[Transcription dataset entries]
------

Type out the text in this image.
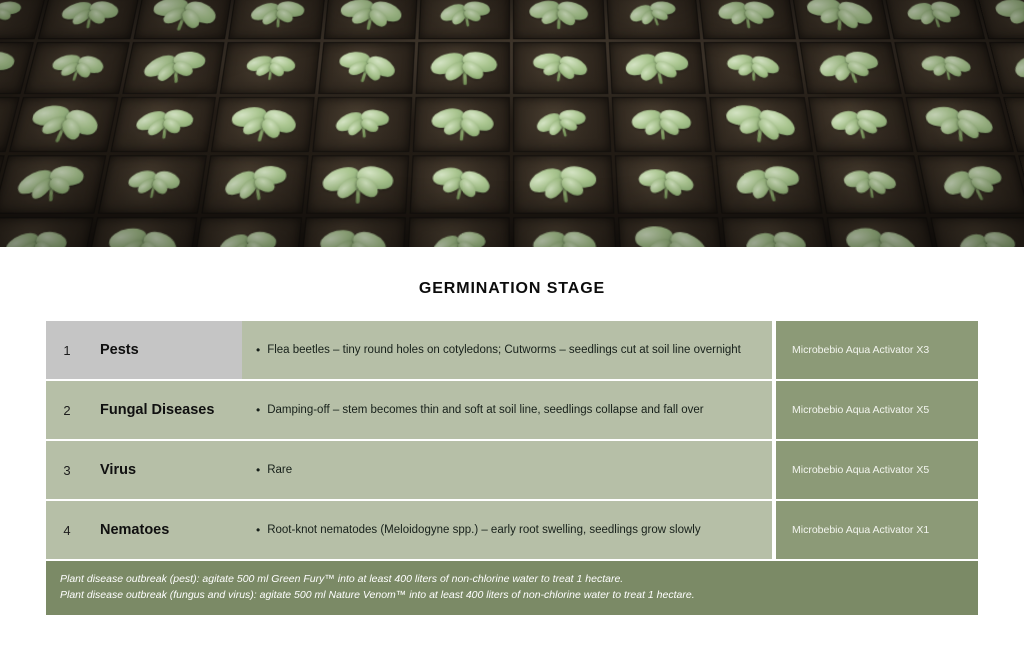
GERMINATION STAGE
1	Pests	• Flea beetles – tiny round holes on cotyledons; Cutworms – seedlings cut at soil line overnight	Microbebio Aqua Activator X3
2	Fungal Diseases	• Damping-off – stem becomes thin and soft at soil line, seedlings collapse and fall over	Microbebio Aqua Activator X5
3	Virus	• Rare	Microbebio Aqua Activator X5
4	Nematoes	• Root-knot nematodes (Meloidogyne spp.) – early root swelling, seedlings grow slowly	Microbebio Aqua Activator X1
Plant disease outbreak (pest): agitate 500 ml Green Fury™ into at least 400 liters of non-chlorine water to treat 1 hectare.
Plant disease outbreak (fungus and virus): agitate 500 ml Nature Venom™ into at least 400 liters of non-chlorine water to treat 1 hectare.
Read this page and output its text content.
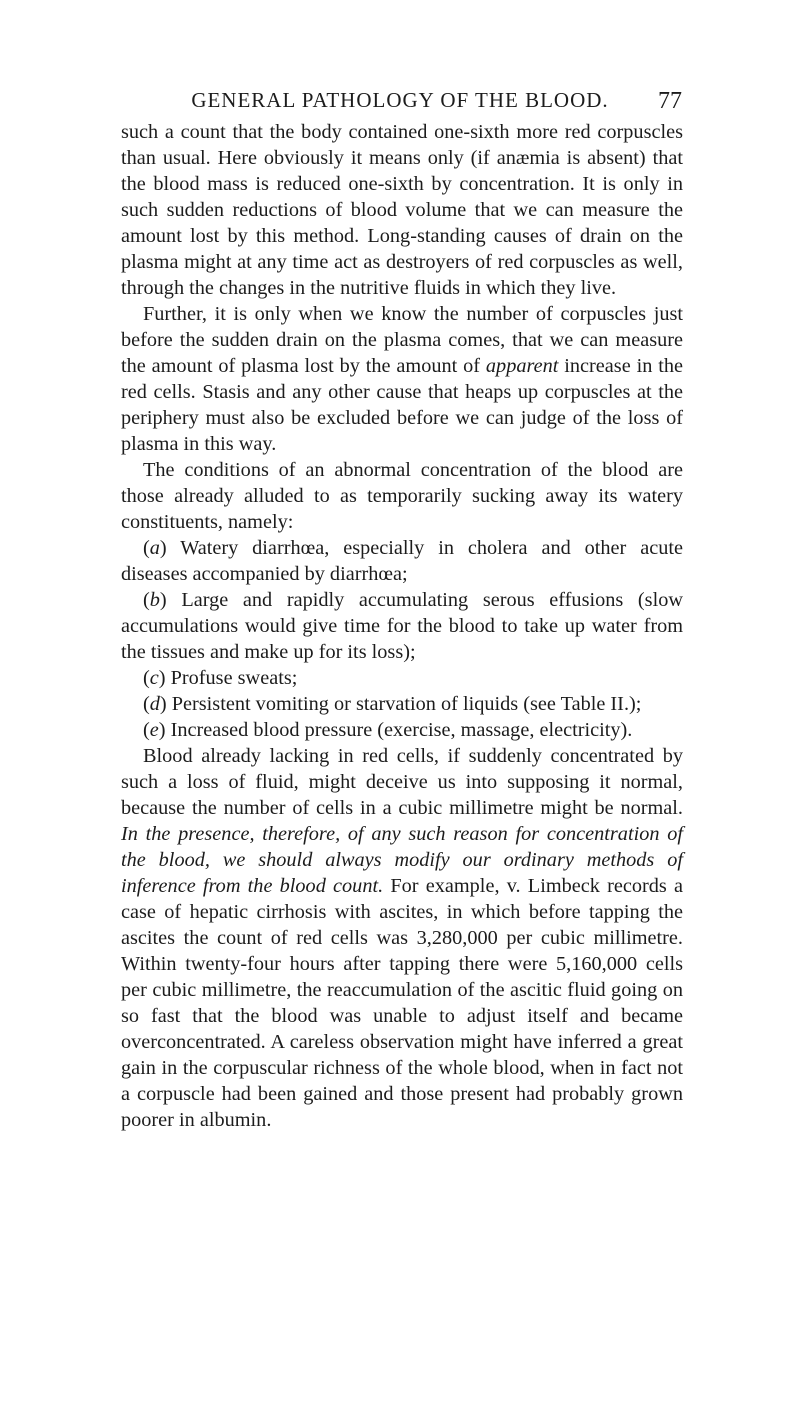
GENERAL PATHOLOGY OF THE BLOOD.	77

such a count that the body contained one-sixth more red corpuscles than usual. Here obviously it means only (if anæmia is absent) that the blood mass is reduced one-sixth by concentration. It is only in such sudden reductions of blood volume that we can measure the amount lost by this method. Long-standing causes of drain on the plasma might at any time act as destroyers of red corpuscles as well, through the changes in the nutritive fluids in which they live.

Further, it is only when we know the number of corpuscles just before the sudden drain on the plasma comes, that we can measure the amount of plasma lost by the amount of apparent increase in the red cells. Stasis and any other cause that heaps up corpuscles at the periphery must also be excluded before we can judge of the loss of plasma in this way.

The conditions of an abnormal concentration of the blood are those already alluded to as temporarily sucking away its watery constituents, namely:

(a) Watery diarrhœa, especially in cholera and other acute diseases accompanied by diarrhœa;

(b) Large and rapidly accumulating serous effusions (slow accumulations would give time for the blood to take up water from the tissues and make up for its loss);

(c) Profuse sweats;

(d) Persistent vomiting or starvation of liquids (see Table II.);

(e) Increased blood pressure (exercise, massage, electricity).

Blood already lacking in red cells, if suddenly concentrated by such a loss of fluid, might deceive us into supposing it normal, because the number of cells in a cubic millimetre might be normal. In the presence, therefore, of any such reason for concentration of the blood, we should always modify our ordinary methods of inference from the blood count. For example, v. Limbeck records a case of hepatic cirrhosis with ascites, in which before tapping the ascites the count of red cells was 3,280,000 per cubic millimetre. Within twenty-four hours after tapping there were 5,160,000 cells per cubic millimetre, the reaccumulation of the ascitic fluid going on so fast that the blood was unable to adjust itself and became overconcentrated. A careless observation might have inferred a great gain in the corpuscular richness of the whole blood, when in fact not a corpuscle had been gained and those present had probably grown poorer in albumin.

------

## REQUIRED ACTION
Show the lines of the data that hold the word "text".

## RESULT
Type out the text in this image.
Read this page and output its text content.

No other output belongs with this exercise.